**TASK STATEMENT:** Transcribe each of the records below exactly, excluding all pictures.

**RECORDS FOR THIS TASK:**
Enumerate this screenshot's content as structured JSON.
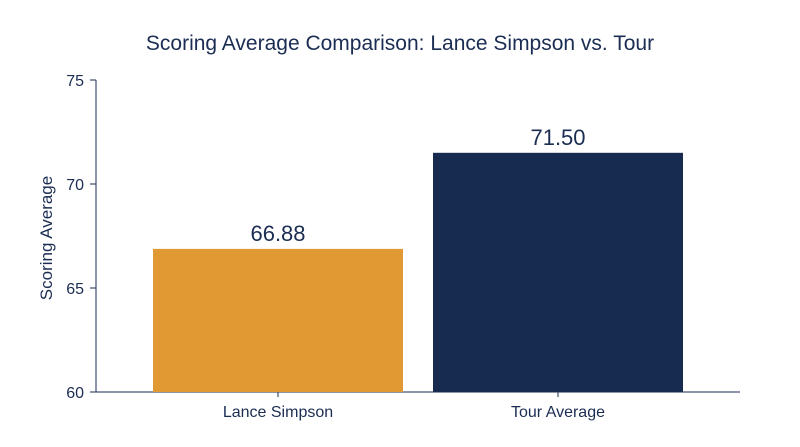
{
  "chart_data": {
    "type": "bar",
    "title": "Scoring Average Comparison: Lance Simpson vs. Tour",
    "xlabel": "",
    "ylabel": "Scoring Average",
    "categories": [
      "Lance Simpson",
      "Tour Average"
    ],
    "values": [
      66.88,
      71.5
    ],
    "value_labels": [
      "66.88",
      "71.50"
    ],
    "ylim": [
      60,
      75
    ],
    "yticks": [
      60,
      65,
      70,
      75
    ],
    "ytick_labels": [
      "60",
      "65",
      "70",
      "75"
    ],
    "grid": false,
    "legend": "none",
    "colors": {
      "bars": [
        "#e19a33",
        "#172b50"
      ],
      "text": "#1b2d52",
      "axis": "#1b2d52"
    }
  }
}
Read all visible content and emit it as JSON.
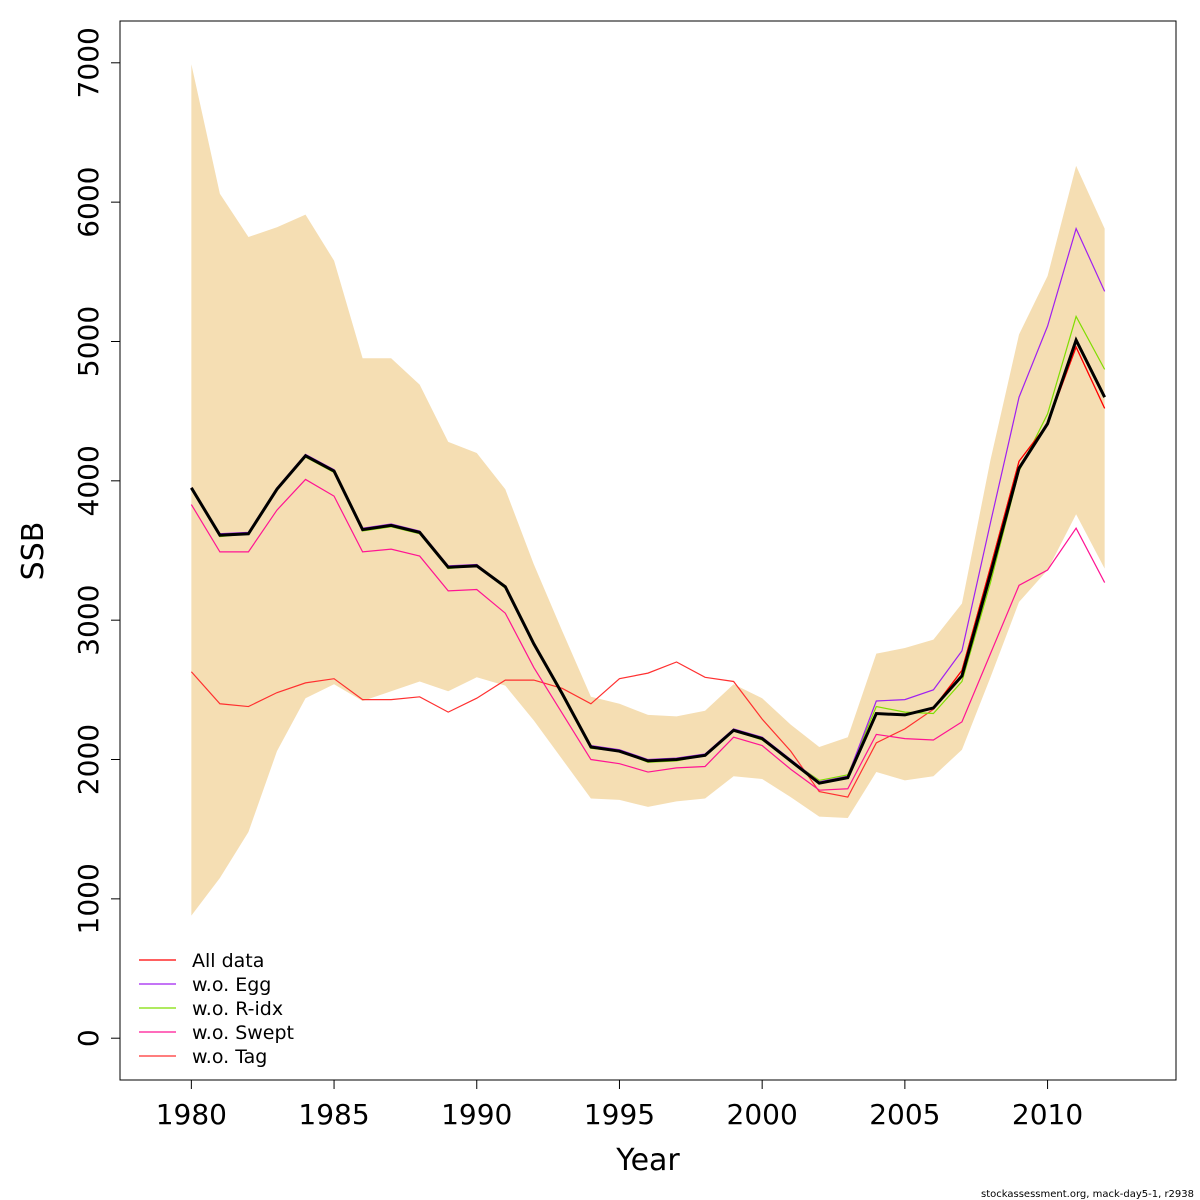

**TASK RESPONSE:**
Enumerate this screenshot's content as structured JSON.
{
  "chart_data": {
    "type": "bar",
    "title": "Scoring Average Comparison: Lance Simpson vs. Tour",
    "xlabel": "",
    "ylabel": "Scoring Average",
    "categories": [
      "Lance Simpson",
      "Tour Average"
    ],
    "values": [
      66.88,
      71.5
    ],
    "value_labels": [
      "66.88",
      "71.50"
    ],
    "ylim": [
      60,
      75
    ],
    "yticks": [
      60,
      65,
      70,
      75
    ],
    "ytick_labels": [
      "60",
      "65",
      "70",
      "75"
    ],
    "grid": false,
    "legend": "none",
    "colors": {
      "bars": [
        "#e19a33",
        "#172b50"
      ],
      "text": "#1b2d52",
      "axis": "#1b2d52"
    }
  }
}
Read all visible content and emit it as JSON.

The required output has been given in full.